• _Dataset rows_
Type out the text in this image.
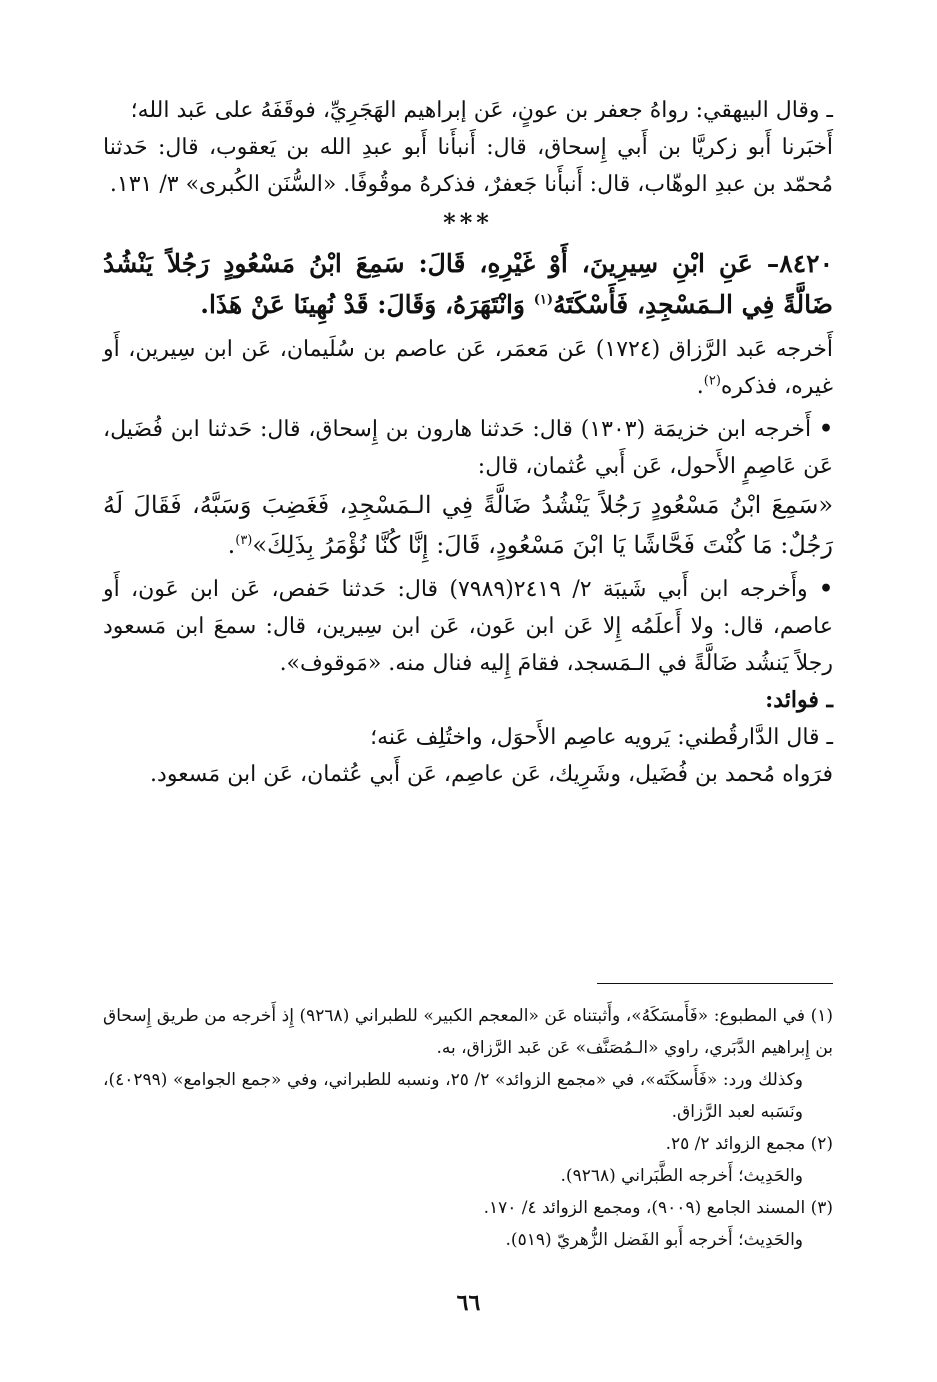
ـ وقال البيهقي: رواهُ جعفر بن عونٍ، عَن إبراهيم الهَجَرِيِّ، فوقَفَهُ على عَبد الله؛

أَخبَرنا أَبو زكريَّا بن أَبي إِسحاق، قال: أَنبأَنا أَبو عبدِ الله بن يَعقوب، قال: حَدثنا مُحمّد بن عبدِ الوهّاب، قال: أَنبأَنا جَعفرٌ، فذكرهُ موقُوفًا. «السُّنَن الكُبرى» ٣/ ١٣١.

***

٨٤٢٠– عَنِ ابْنِ سِيرِينَ، أَوْ غَيْرِهِ، قَالَ: سَمِعَ ابْنُ مَسْعُودٍ رَجُلاً يَنْشُدُ ضَالَّةً فِي الـمَسْجِدِ، فَأَسْكَتَهُ$^{(١)}$ وَانْتَهَرَهُ، وَقَالَ: قَدْ نُهِينَا عَنْ هَذَا.

أَخرجه عَبد الرَّزاق (١٧٢٤) عَن مَعمَر، عَن عاصم بن سُلَيمان، عَن ابن سِيرين، أَو غيره، فذكره$^{(٢)}$.

• أَخرجه ابن خزيمَة (١٣٠٣) قال: حَدثنا هارون بن إِسحاق، قال: حَدثنا ابن فُضَيل، عَن عَاصِمٍ الأَحول، عَن أَبي عُثمان، قال:

«سَمِعَ ابْنُ مَسْعُودٍ رَجُلاً يَنْشُدُ ضَالَّةً فِي الـمَسْجِدِ، فَغَضِبَ وَسَبَّهُ، فَقَالَ لَهُ رَجُلٌ: مَا كُنْتَ فَحَّاشًا يَا ابْنَ مَسْعُودٍ، قَالَ: إِنَّا كُنَّا نُؤْمَرُ بِذَلِكَ»$^{(٣)}$.

• وأَخرجه ابن أَبي شَيبَة ٢/ ٢٤١٩(٧٩٨٩) قال: حَدثنا حَفص، عَن ابن عَون، أَو عاصم، قال: ولا أَعلَمُه إِلا عَن ابن عَون، عَن ابن سِيرين، قال: سمعَ ابن مَسعود رجلاً يَنشُد ضَالَّةً في الـمَسجد، فقامَ إِليه فنال منه. «مَوقوف».

ـ فوائد:

ـ قال الدَّارقُطني: يَرويه عاصِم الأَحوَل، واختُلِف عَنه؛

فرَواه مُحمد بن فُضَيل، وشَرِيك، عَن عاصِم، عَن أَبي عُثمان، عَن ابن مَسعود.

(١) في المطبوع: «فَأَمسَكَهُ»، وأَثبتناه عَن «المعجم الكبير» للطبراني (٩٢٦٨) إِذ أَخرجه من طريق إِسحاق بن إِبراهيم الدَّبَري، راوي «الـمُصَنَّف» عَن عَبد الرَّزاق، به.

وكذلك ورد: «فَأَسكَتَه»، في «مجمع الزوائد» ٢/ ٢٥، ونسبه للطبراني، وفي «جمع الجوامع» (٤٠٢٩٩)، ونَسَبه لعبد الرَّزاق.

(٢) مجمع الزوائد ٢/ ٢٥.

والحَدِيث؛ أَخرجه الطَّبَراني (٩٢٦٨).

(٣) المسند الجامع (٩٠٠٩)، ومجمع الزوائد ٤/ ١٧٠.

والحَدِيث؛ أَخرجه أَبو الفَضل الزُّهريّ (٥١٩).

٦٦
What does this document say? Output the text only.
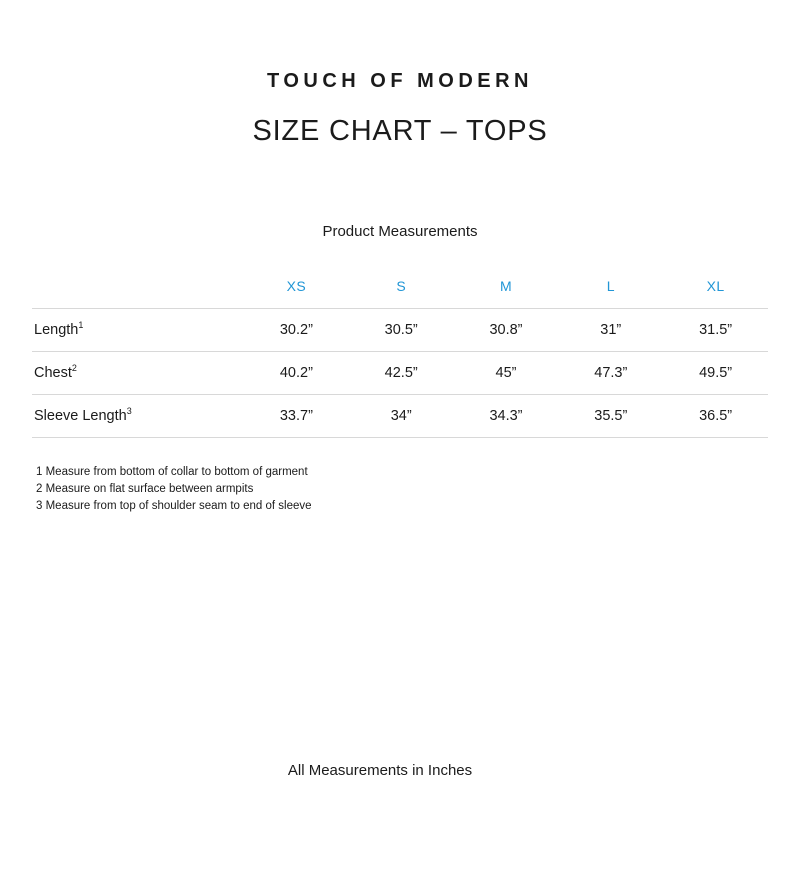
TOUCH OF MODERN
SIZE CHART – TOPS
Product Measurements
	XS	S	M	L	XL
Length$^1$	30.2”	30.5”	30.8”	31”	31.5”
Chest$^2$	40.2”	42.5”	45”	47.3”	49.5”
Sleeve Length$^3$	33.7”	34”	34.3”	35.5”	36.5”
1 Measure from bottom of collar to bottom of garment
2 Measure on flat surface between armpits
3 Measure from top of shoulder seam to end of sleeve
All Measurements in Inches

• _Requirements_
Restate the entire listing word for word, excluding pictures.

• _Correct response_
Type out the text in this image.
ـ وقال البيهقي: رواهُ جعفر بن عونٍ، عَن إبراهيم الهَجَرِيِّ، فوقَفَهُ على عَبد الله؛

أَخبَرنا أَبو زكريَّا بن أَبي إِسحاق، قال: أَنبأَنا أَبو عبدِ الله بن يَعقوب، قال: حَدثنا مُحمّد بن عبدِ الوهّاب، قال: أَنبأَنا جَعفرٌ، فذكرهُ موقُوفًا. «السُّنَن الكُبرى» ٣/ ١٣١.

***

٨٤٢٠– عَنِ ابْنِ سِيرِينَ، أَوْ غَيْرِهِ، قَالَ: سَمِعَ ابْنُ مَسْعُودٍ رَجُلاً يَنْشُدُ ضَالَّةً فِي الـمَسْجِدِ، فَأَسْكَتَهُ$^{(١)}$ وَانْتَهَرَهُ، وَقَالَ: قَدْ نُهِينَا عَنْ هَذَا.

أَخرجه عَبد الرَّزاق (١٧٢٤) عَن مَعمَر، عَن عاصم بن سُلَيمان، عَن ابن سِيرين، أَو غيره، فذكره$^{(٢)}$.

• أَخرجه ابن خزيمَة (١٣٠٣) قال: حَدثنا هارون بن إِسحاق، قال: حَدثنا ابن فُضَيل، عَن عَاصِمٍ الأَحول، عَن أَبي عُثمان، قال:

«سَمِعَ ابْنُ مَسْعُودٍ رَجُلاً يَنْشُدُ ضَالَّةً فِي الـمَسْجِدِ، فَغَضِبَ وَسَبَّهُ، فَقَالَ لَهُ رَجُلٌ: مَا كُنْتَ فَحَّاشًا يَا ابْنَ مَسْعُودٍ، قَالَ: إِنَّا كُنَّا نُؤْمَرُ بِذَلِكَ»$^{(٣)}$.

• وأَخرجه ابن أَبي شَيبَة ٢/ ٢٤١٩(٧٩٨٩) قال: حَدثنا حَفص، عَن ابن عَون، أَو عاصم، قال: ولا أَعلَمُه إِلا عَن ابن عَون، عَن ابن سِيرين، قال: سمعَ ابن مَسعود رجلاً يَنشُد ضَالَّةً في الـمَسجد، فقامَ إِليه فنال منه. «مَوقوف».

ـ فوائد:

ـ قال الدَّارقُطني: يَرويه عاصِم الأَحوَل، واختُلِف عَنه؛

فرَواه مُحمد بن فُضَيل، وشَرِيك، عَن عاصِم، عَن أَبي عُثمان، عَن ابن مَسعود.

(١) في المطبوع: «فَأَمسَكَهُ»، وأَثبتناه عَن «المعجم الكبير» للطبراني (٩٢٦٨) إِذ أَخرجه من طريق إِسحاق بن إِبراهيم الدَّبَري، راوي «الـمُصَنَّف» عَن عَبد الرَّزاق، به.

وكذلك ورد: «فَأَسكَتَه»، في «مجمع الزوائد» ٢/ ٢٥، ونسبه للطبراني، وفي «جمع الجوامع» (٤٠٢٩٩)، ونَسَبه لعبد الرَّزاق.

(٢) مجمع الزوائد ٢/ ٢٥.

والحَدِيث؛ أَخرجه الطَّبَراني (٩٢٦٨).

(٣) المسند الجامع (٩٠٠٩)، ومجمع الزوائد ٤/ ١٧٠.

والحَدِيث؛ أَخرجه أَبو الفَضل الزُّهريّ (٥١٩).

٦٦
What does this document say? Output the text only.
TOUCH OF MODERN
SIZE CHART – TOPS
Product Measurements
	XS	S	M	L	XL
Length$^1$	30.2”	30.5”	30.8”	31”	31.5”
Chest$^2$	40.2”	42.5”	45”	47.3”	49.5”
Sleeve Length$^3$	33.7”	34”	34.3”	35.5”	36.5”
1 Measure from bottom of collar to bottom of garment
2 Measure on flat surface between armpits
3 Measure from top of shoulder seam to end of sleeve
All Measurements in Inches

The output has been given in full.